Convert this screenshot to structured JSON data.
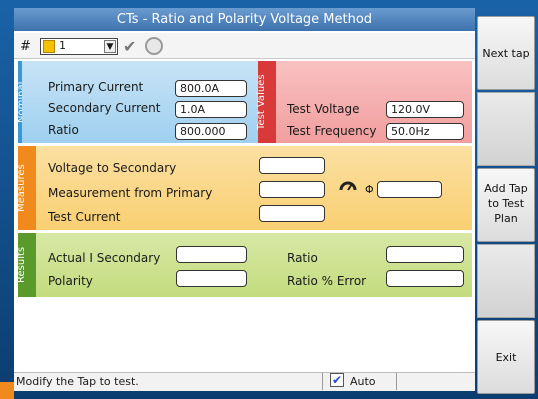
{
  "window": {
    "title": "CTs - Ratio and Polarity Voltage Method"
  },
  "toolbar": {
    "hash": "#",
    "tap_number": "1",
    "check_icon": "checkmark-icon",
    "refresh_icon": "circle-icon"
  },
  "nominal": {
    "tab": "Nominal",
    "primary_current_label": "Primary Current",
    "primary_current_value": "800.0A",
    "secondary_current_label": "Secondary Current",
    "secondary_current_value": "1.0A",
    "ratio_label": "Ratio",
    "ratio_value": "800.000"
  },
  "test_values": {
    "tab": "Test Values",
    "voltage_label": "Test Voltage",
    "voltage_value": "120.0V",
    "frequency_label": "Test Frequency",
    "frequency_value": "50.0Hz"
  },
  "measures": {
    "tab": "Measures",
    "voltage_to_secondary_label": "Voltage to Secondary",
    "measurement_from_primary_label": "Measurement from Primary",
    "test_current_label": "Test Current",
    "phi_label": "Φ"
  },
  "results": {
    "tab": "Results",
    "actual_i_secondary_label": "Actual I Secondary",
    "polarity_label": "Polarity",
    "ratio_label": "Ratio",
    "ratio_error_label": "Ratio % Error"
  },
  "side_buttons": {
    "next_tap": "Next tap",
    "add_tap_1": "Add Tap",
    "add_tap_2": "to Test",
    "add_tap_3": "Plan",
    "exit": "Exit"
  },
  "status": {
    "message": "Modify the Tap to test.",
    "auto_label": "Auto",
    "auto_checked": true
  }
}
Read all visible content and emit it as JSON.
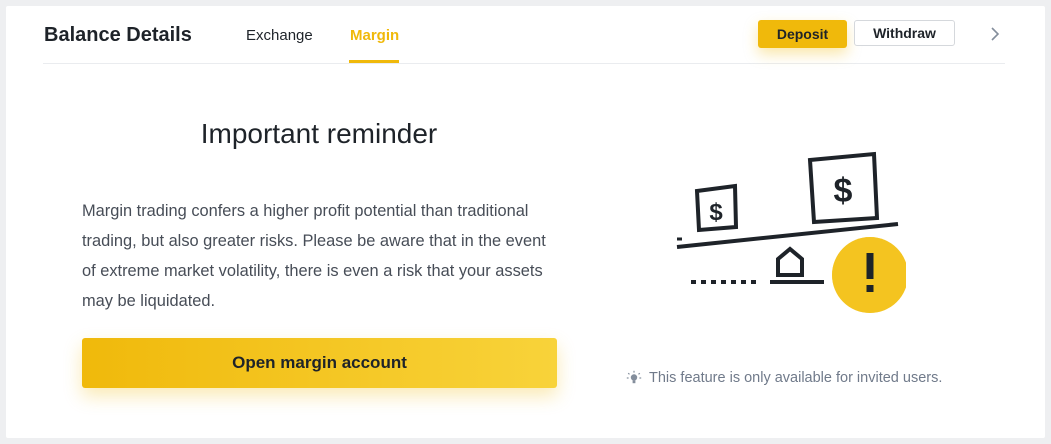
{
  "header": {
    "title": "Balance Details",
    "tabs": [
      {
        "label": "Exchange",
        "active": false
      },
      {
        "label": "Margin",
        "active": true
      }
    ],
    "deposit_label": "Deposit",
    "withdraw_label": "Withdraw",
    "more_icon": "chevron-right-icon"
  },
  "reminder": {
    "title": "Important reminder",
    "body": "Margin trading confers a higher profit potential than traditional trading, but also greater risks. Please be aware that in the event of extreme market volatility, there is even a risk that your assets may be liquidated.",
    "open_button_label": "Open margin account"
  },
  "illustration": {
    "icon": "seesaw-risk-illustration",
    "warning_icon": "exclamation-circle-icon"
  },
  "note": {
    "icon": "lightbulb-icon",
    "text": "This feature is only available for invited users."
  },
  "colors": {
    "accent": "#f0b90b",
    "text_primary": "#1e2329",
    "text_secondary": "#474d57",
    "text_muted": "#707a8a",
    "background": "#eeeff1"
  }
}
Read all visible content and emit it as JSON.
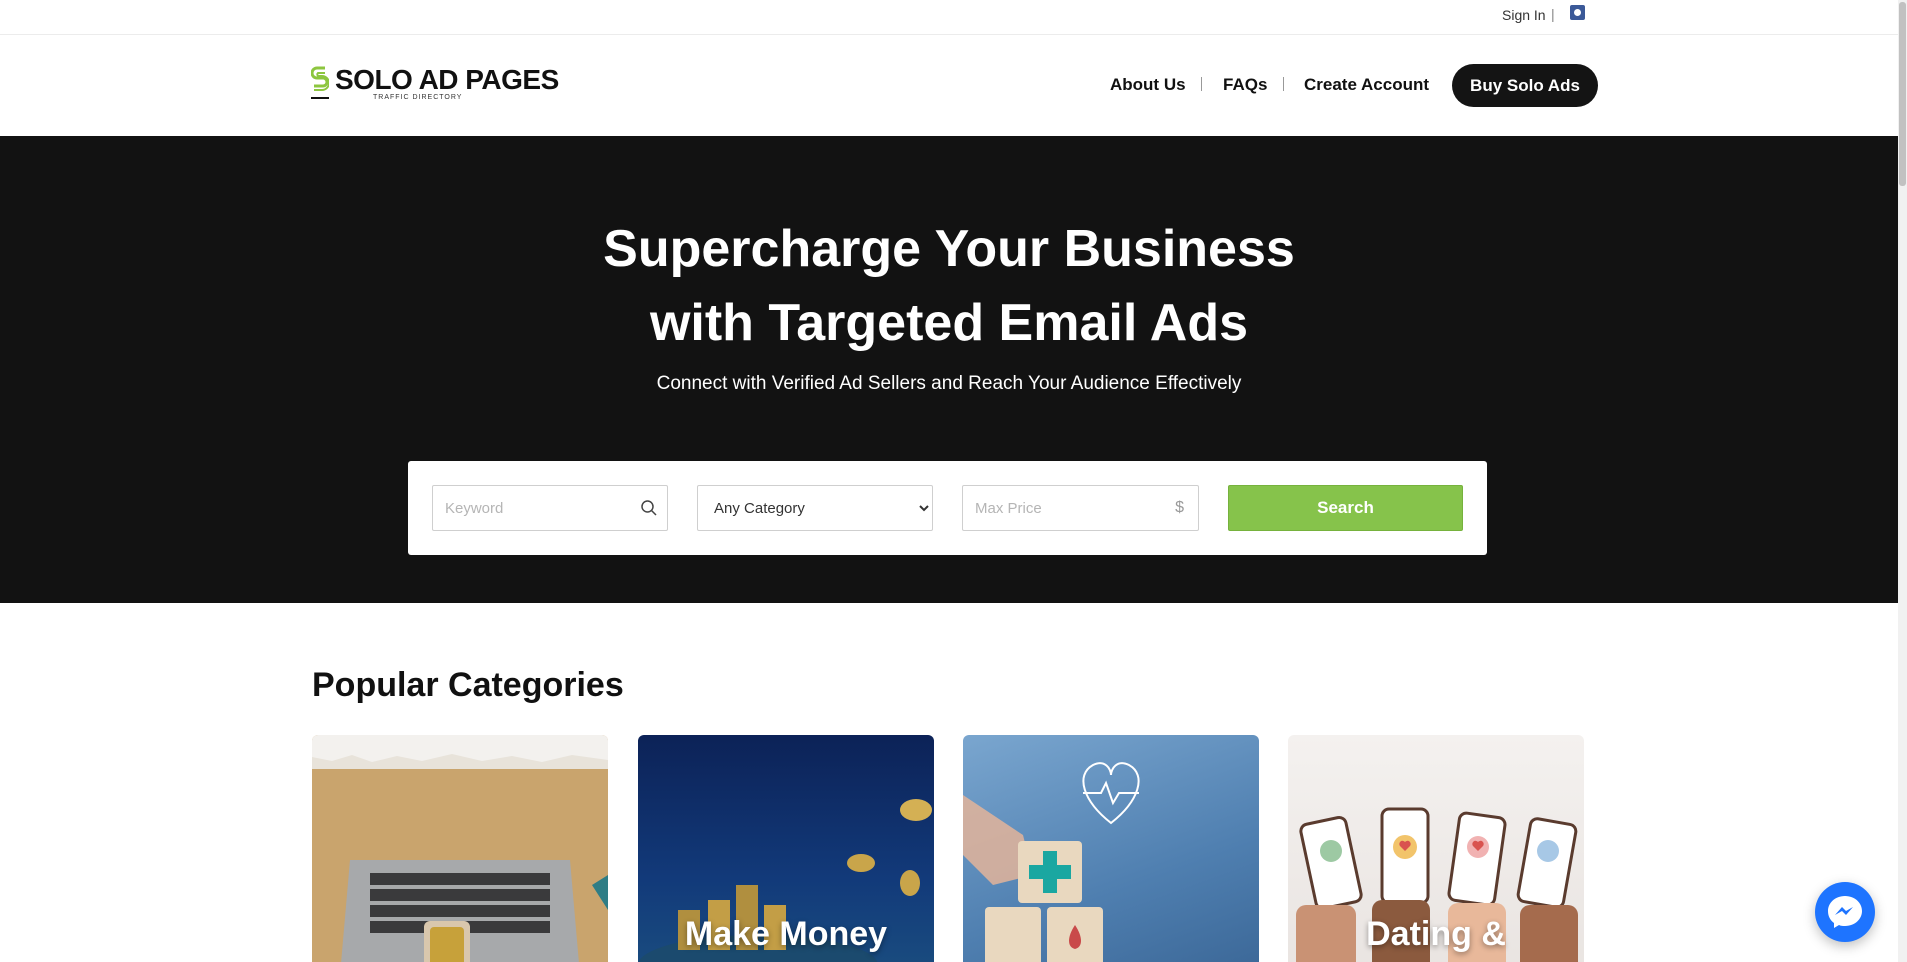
{
  "topbar": {
    "signin_label": "Sign In",
    "separator": "|",
    "social_icon": "facebook-icon"
  },
  "header": {
    "logo": {
      "title": "SOLO AD PAGES",
      "subtitle": "TRAFFIC DIRECTORY",
      "accent_color": "#8dc63f"
    },
    "nav": {
      "about": "About Us",
      "faqs": "FAQs",
      "create_account": "Create Account",
      "buy": "Buy Solo Ads"
    }
  },
  "hero": {
    "title_line1": "Supercharge Your Business",
    "title_line2": "with Targeted Email Ads",
    "subtitle": "Connect with Verified Ad Sellers and Reach Your Audience Effectively",
    "search": {
      "keyword_placeholder": "Keyword",
      "category_selected": "Any Category",
      "price_placeholder": "Max Price",
      "currency_symbol": "$",
      "button_label": "Search",
      "button_color": "#86c34b"
    }
  },
  "categories": {
    "title": "Popular Categories",
    "items": [
      {
        "label": "",
        "image": "laptop-desk-image"
      },
      {
        "label": "Make Money",
        "image": "coins-image"
      },
      {
        "label": "",
        "image": "health-cross-image"
      },
      {
        "label": "Dating &",
        "image": "phones-hearts-image"
      }
    ]
  },
  "chat": {
    "icon": "messenger-icon",
    "color": "#1e74ff"
  }
}
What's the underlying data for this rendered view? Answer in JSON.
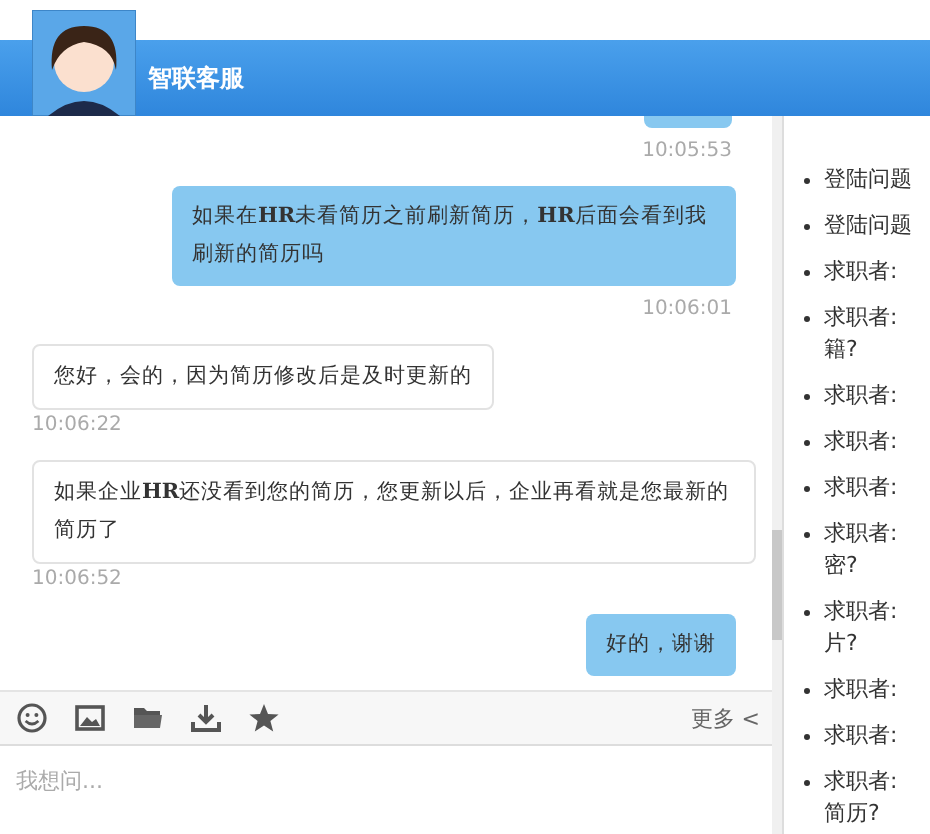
{
  "header": {
    "title": "智联客服"
  },
  "messages": [
    {
      "kind": "time_sent",
      "time": "10:05:53"
    },
    {
      "kind": "sent",
      "text": "如果在**HR**未看简历之前刷新简历，**HR**后面会看到我刷新的简历吗",
      "time": "10:06:01"
    },
    {
      "kind": "received",
      "text": "您好，会的，因为简历修改后是及时更新的",
      "time": "10:06:22"
    },
    {
      "kind": "received",
      "text": "如果企业**HR**还没看到您的简历，您更新以后，企业再看就是您最新的简历了",
      "time": "10:06:52"
    },
    {
      "kind": "sent",
      "text": "好的，谢谢"
    }
  ],
  "toolbar": {
    "more": "更多 <"
  },
  "input": {
    "placeholder": "我想问..."
  },
  "faq": [
    {
      "lines": [
        "登陆问题"
      ]
    },
    {
      "lines": [
        "登陆问题"
      ]
    },
    {
      "lines": [
        "求职者:"
      ]
    },
    {
      "lines": [
        "求职者:",
        "籍?"
      ]
    },
    {
      "lines": [
        "求职者:"
      ]
    },
    {
      "lines": [
        "求职者:"
      ]
    },
    {
      "lines": [
        "求职者:"
      ]
    },
    {
      "lines": [
        "求职者:",
        "密?"
      ]
    },
    {
      "lines": [
        "求职者:",
        "片?"
      ]
    },
    {
      "lines": [
        "求职者:"
      ]
    },
    {
      "lines": [
        "求职者:"
      ]
    },
    {
      "lines": [
        "求职者:",
        "简历?"
      ]
    }
  ]
}
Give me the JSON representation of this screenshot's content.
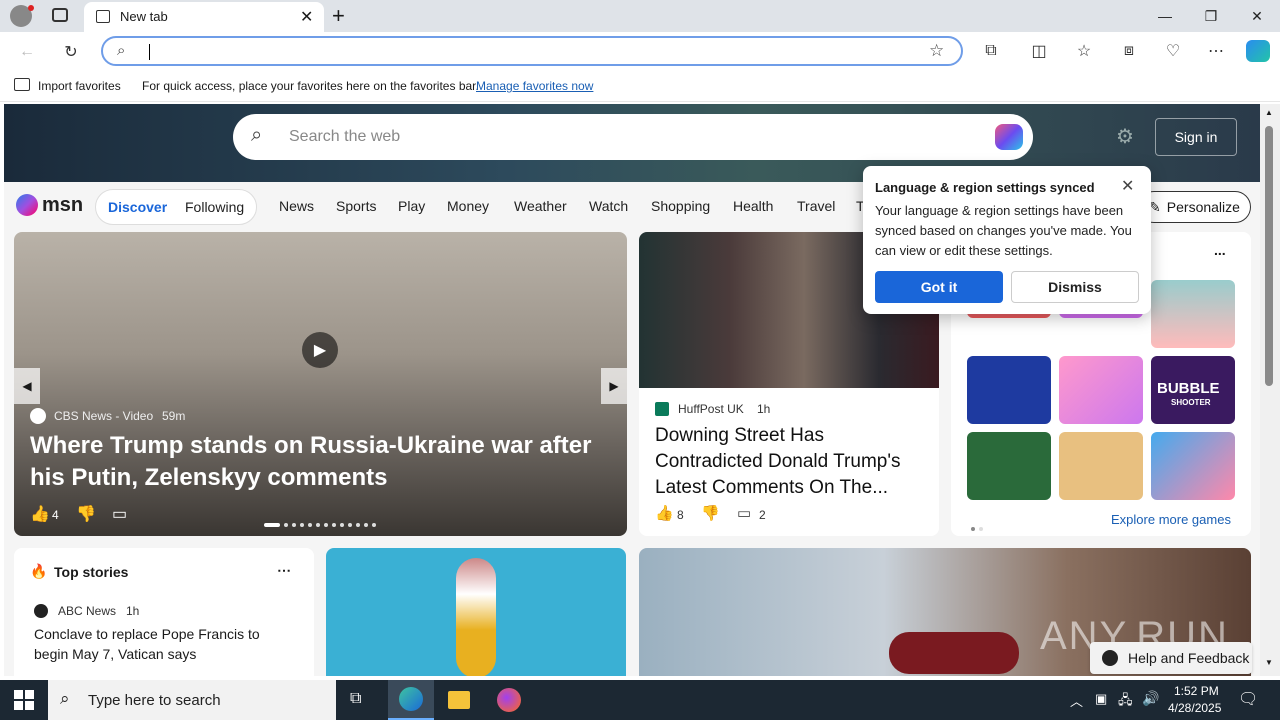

> WHAT IS BEING ASKED: Return only those lines of the records that contain the string "screenshot".

> WORKED SOLUTION:
Convert this screenshot to structured JSON data.
Give me the JSON representation of this screenshot's content.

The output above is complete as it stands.